(Stored data entries)
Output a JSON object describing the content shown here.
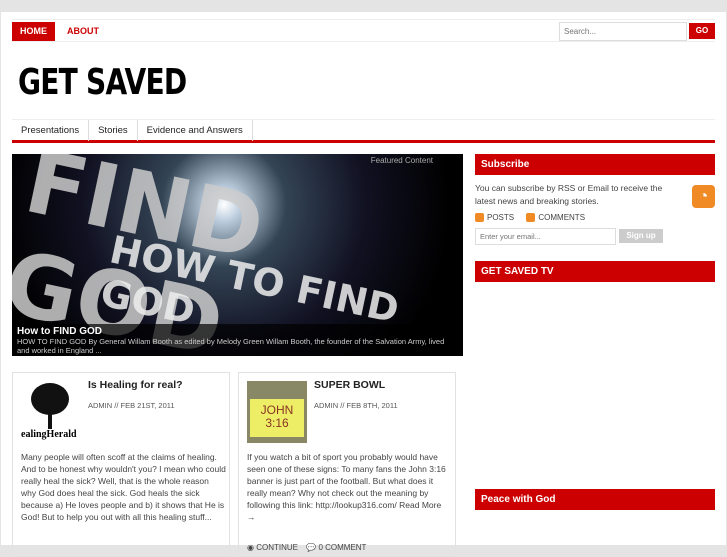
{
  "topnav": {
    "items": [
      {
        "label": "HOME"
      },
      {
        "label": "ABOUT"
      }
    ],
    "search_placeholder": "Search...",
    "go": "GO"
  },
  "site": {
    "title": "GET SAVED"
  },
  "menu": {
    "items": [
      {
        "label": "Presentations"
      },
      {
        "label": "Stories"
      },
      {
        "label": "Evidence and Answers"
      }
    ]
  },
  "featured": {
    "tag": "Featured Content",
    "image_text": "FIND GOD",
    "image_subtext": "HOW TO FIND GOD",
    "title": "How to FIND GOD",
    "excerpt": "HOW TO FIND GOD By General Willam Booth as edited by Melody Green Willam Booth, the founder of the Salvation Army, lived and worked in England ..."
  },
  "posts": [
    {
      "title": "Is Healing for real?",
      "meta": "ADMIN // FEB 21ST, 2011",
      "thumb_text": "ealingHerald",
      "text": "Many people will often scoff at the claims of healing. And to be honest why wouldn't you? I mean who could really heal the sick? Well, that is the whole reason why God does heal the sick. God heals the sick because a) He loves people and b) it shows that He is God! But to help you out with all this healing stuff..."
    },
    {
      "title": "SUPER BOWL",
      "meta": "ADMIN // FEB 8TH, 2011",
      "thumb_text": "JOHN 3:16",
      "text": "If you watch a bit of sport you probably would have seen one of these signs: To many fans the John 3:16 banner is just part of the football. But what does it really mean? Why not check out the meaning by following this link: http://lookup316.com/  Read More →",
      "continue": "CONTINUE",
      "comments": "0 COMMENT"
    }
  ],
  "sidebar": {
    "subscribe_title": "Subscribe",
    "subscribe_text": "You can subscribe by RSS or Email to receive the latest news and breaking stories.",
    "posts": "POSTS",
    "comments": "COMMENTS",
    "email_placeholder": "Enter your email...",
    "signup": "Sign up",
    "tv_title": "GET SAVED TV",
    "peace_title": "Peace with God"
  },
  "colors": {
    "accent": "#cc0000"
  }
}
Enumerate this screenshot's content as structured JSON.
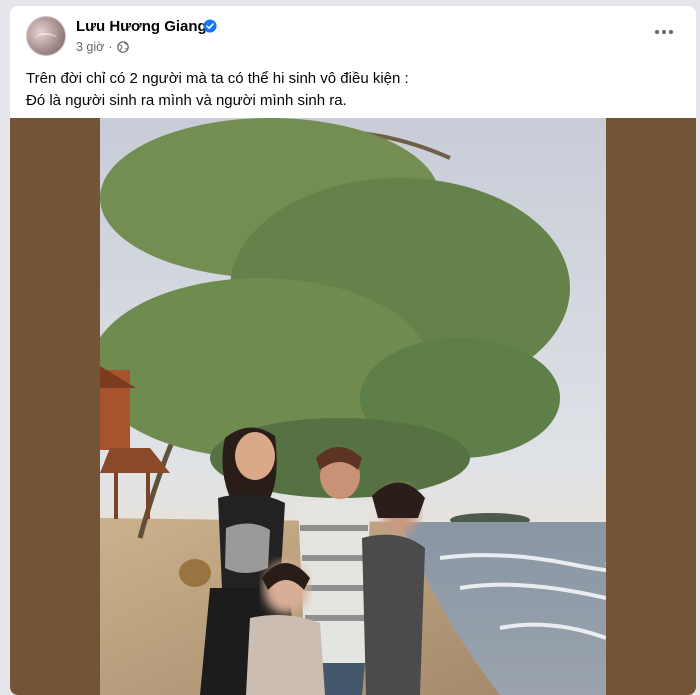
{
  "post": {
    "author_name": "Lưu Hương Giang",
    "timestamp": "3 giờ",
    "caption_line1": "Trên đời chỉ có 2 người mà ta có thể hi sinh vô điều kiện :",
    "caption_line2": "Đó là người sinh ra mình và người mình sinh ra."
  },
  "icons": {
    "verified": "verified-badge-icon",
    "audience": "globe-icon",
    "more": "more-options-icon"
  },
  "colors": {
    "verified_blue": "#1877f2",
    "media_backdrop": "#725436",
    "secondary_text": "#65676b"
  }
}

> **Directive**: Show every line of the listing in which the string "meta" can be found.

> **Full solution**:
      "meta": "ADMIN // FEB 21ST, 2011",
      "meta": "ADMIN // FEB 8TH, 2011",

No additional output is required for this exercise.